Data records

★ ★ ★ ★ ★

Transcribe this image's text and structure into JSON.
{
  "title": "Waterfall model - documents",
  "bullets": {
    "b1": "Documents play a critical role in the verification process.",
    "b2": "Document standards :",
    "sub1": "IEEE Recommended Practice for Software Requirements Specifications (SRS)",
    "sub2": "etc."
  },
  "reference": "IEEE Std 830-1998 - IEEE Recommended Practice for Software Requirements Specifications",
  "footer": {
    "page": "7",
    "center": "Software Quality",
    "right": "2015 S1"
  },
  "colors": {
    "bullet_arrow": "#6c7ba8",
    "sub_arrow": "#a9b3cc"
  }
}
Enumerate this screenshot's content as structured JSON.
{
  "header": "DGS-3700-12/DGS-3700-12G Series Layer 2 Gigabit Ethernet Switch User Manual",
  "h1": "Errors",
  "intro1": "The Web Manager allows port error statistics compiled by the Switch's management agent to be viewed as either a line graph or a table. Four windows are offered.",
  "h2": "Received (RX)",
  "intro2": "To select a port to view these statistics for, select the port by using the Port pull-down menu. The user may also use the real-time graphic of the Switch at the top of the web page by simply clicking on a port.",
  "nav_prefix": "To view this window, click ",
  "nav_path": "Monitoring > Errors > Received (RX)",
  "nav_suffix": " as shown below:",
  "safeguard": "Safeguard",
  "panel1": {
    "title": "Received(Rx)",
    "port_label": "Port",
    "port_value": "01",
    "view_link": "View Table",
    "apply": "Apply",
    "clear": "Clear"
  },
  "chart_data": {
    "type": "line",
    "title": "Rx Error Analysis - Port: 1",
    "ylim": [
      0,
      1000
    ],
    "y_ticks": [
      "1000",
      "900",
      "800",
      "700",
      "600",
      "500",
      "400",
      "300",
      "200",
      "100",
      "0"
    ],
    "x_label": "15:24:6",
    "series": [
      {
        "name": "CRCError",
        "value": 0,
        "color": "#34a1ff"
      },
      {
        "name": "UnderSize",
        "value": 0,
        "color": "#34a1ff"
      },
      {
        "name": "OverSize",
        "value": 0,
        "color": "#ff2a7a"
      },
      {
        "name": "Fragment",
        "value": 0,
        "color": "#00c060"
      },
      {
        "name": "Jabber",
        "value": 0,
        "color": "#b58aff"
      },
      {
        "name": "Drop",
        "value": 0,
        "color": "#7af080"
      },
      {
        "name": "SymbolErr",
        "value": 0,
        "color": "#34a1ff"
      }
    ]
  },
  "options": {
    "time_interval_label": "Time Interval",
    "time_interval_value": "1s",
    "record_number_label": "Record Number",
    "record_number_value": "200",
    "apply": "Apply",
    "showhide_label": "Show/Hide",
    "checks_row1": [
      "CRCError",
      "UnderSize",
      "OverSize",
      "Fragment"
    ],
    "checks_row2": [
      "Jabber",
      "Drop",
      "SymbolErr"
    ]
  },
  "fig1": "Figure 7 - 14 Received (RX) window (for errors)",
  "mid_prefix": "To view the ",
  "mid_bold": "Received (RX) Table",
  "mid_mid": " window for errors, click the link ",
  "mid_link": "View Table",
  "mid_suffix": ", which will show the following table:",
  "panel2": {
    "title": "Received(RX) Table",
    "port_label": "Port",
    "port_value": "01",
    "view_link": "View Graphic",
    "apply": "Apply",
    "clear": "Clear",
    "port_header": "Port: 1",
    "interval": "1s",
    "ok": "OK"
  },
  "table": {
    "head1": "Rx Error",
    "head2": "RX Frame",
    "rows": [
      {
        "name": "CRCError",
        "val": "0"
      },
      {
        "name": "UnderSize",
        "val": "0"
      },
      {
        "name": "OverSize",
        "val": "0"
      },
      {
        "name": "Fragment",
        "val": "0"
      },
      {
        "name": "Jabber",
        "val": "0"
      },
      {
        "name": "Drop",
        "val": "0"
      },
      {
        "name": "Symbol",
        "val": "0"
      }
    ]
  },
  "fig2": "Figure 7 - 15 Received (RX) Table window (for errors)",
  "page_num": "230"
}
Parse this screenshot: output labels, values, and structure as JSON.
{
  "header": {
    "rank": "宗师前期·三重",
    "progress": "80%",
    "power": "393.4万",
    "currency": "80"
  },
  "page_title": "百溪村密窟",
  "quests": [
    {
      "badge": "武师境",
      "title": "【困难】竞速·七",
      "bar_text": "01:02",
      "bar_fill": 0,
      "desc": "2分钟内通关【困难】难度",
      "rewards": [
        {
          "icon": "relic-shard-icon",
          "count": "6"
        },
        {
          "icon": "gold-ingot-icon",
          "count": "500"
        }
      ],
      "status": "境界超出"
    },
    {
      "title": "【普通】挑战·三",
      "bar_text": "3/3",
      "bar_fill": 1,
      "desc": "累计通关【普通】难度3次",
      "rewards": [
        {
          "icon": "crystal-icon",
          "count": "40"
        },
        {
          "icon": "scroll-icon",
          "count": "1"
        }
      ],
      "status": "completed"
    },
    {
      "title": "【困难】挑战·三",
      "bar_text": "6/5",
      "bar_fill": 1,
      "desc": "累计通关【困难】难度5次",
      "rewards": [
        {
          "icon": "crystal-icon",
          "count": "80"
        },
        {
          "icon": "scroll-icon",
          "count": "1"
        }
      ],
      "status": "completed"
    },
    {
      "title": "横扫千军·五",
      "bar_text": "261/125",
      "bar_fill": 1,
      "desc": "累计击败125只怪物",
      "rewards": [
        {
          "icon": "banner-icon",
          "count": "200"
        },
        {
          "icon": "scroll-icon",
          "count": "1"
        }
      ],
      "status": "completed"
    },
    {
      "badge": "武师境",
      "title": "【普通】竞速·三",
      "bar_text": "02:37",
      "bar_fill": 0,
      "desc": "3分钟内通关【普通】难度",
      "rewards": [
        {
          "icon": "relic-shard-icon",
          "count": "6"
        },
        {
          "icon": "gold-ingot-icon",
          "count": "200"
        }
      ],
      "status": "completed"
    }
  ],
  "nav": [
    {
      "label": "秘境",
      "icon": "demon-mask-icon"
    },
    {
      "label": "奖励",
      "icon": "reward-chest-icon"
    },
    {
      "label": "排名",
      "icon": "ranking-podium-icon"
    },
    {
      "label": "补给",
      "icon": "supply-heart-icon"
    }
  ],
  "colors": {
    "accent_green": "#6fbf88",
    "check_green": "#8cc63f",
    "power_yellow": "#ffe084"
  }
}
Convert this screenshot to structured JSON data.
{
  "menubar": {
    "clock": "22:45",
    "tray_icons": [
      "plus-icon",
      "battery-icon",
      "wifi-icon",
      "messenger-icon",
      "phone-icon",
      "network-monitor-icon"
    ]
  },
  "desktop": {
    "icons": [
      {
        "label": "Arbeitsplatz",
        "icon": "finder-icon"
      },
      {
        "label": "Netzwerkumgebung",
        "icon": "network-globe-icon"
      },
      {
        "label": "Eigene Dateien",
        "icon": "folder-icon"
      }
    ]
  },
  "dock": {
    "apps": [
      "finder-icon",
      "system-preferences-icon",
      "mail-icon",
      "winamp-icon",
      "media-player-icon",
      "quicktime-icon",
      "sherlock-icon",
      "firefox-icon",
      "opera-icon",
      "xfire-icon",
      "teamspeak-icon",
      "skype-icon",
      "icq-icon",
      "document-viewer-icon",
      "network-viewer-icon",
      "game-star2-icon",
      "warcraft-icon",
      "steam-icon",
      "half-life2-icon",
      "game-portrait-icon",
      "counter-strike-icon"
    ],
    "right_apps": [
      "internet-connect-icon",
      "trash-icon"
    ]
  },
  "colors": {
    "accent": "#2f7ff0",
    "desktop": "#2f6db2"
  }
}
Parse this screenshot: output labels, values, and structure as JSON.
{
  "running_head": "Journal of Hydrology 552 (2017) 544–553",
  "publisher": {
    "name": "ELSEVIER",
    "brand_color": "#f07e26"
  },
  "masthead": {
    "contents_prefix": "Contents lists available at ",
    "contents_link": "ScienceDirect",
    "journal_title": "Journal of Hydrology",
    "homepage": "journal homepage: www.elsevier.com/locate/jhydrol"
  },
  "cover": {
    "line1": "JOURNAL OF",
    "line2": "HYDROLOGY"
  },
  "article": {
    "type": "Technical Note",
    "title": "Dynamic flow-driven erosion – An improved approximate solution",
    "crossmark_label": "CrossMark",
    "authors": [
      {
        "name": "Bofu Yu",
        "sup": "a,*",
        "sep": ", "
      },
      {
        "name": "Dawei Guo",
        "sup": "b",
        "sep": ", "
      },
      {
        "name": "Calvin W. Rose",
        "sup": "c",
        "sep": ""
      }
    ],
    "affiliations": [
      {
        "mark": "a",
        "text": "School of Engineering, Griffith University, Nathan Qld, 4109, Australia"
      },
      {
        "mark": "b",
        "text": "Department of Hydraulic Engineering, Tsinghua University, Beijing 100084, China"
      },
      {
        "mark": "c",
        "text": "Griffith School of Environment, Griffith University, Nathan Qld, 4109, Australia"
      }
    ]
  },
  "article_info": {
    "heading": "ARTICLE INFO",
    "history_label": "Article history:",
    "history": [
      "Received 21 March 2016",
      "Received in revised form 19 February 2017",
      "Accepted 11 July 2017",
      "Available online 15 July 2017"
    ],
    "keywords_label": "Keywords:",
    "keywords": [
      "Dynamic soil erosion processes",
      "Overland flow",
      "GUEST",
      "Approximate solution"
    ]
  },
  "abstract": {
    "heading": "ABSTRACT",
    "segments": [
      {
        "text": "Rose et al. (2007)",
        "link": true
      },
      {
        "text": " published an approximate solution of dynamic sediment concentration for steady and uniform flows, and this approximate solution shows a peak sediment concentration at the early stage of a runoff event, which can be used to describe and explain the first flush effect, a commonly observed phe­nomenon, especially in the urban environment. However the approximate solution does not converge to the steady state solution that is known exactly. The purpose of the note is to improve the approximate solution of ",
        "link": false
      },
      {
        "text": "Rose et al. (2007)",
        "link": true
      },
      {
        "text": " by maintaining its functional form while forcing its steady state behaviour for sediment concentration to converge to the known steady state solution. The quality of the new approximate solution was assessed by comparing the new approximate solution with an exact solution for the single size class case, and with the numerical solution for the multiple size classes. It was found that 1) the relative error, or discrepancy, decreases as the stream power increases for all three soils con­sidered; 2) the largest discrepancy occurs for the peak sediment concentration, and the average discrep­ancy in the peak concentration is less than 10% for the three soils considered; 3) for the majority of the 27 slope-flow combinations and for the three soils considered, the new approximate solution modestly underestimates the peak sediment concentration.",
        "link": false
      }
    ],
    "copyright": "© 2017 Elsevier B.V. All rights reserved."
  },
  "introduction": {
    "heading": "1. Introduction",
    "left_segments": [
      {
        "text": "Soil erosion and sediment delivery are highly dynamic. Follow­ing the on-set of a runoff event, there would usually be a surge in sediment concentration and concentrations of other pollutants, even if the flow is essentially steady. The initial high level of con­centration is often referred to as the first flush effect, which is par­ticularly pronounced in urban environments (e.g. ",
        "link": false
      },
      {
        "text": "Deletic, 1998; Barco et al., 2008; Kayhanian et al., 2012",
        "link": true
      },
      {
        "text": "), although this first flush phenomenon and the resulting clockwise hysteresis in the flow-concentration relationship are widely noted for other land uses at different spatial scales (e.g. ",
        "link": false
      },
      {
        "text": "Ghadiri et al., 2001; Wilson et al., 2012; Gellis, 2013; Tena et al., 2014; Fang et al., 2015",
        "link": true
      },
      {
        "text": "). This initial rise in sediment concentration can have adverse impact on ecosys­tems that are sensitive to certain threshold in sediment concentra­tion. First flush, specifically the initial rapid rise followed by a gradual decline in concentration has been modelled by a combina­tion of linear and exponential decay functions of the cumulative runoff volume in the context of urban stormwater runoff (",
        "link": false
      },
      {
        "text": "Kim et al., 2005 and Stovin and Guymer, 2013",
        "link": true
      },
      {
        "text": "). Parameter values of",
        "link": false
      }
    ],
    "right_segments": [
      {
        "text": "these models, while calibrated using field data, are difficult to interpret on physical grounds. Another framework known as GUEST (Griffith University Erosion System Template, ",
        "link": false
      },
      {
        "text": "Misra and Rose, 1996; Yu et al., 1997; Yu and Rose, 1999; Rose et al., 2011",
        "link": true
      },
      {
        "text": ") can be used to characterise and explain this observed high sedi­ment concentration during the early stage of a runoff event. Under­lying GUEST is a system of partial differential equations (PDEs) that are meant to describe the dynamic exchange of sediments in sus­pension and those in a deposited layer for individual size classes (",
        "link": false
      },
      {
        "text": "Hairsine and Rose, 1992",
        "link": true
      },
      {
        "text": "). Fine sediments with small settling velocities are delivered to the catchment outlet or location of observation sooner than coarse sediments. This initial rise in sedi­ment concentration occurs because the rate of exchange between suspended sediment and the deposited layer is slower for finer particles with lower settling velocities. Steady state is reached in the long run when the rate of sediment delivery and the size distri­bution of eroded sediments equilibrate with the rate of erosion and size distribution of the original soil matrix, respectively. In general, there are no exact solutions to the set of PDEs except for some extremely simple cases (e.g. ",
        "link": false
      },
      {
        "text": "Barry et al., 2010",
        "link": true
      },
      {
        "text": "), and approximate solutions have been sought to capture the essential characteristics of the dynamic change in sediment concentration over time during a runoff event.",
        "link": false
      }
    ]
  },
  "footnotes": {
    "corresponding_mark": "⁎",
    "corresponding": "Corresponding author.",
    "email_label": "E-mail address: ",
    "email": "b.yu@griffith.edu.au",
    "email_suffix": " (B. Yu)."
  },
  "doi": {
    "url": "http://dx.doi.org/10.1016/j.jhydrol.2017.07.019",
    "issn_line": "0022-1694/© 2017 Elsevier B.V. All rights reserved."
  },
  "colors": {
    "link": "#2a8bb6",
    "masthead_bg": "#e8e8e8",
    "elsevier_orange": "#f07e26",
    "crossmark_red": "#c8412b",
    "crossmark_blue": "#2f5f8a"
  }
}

★ ★ ★ ★ ★

=== What needs to be done ===
Select the lines that carry the string "network" and copy them.

=== Output of the exercise ===
      "network-monitor-icon"
        "icon": "network-globe-icon"
      "network-viewer-icon",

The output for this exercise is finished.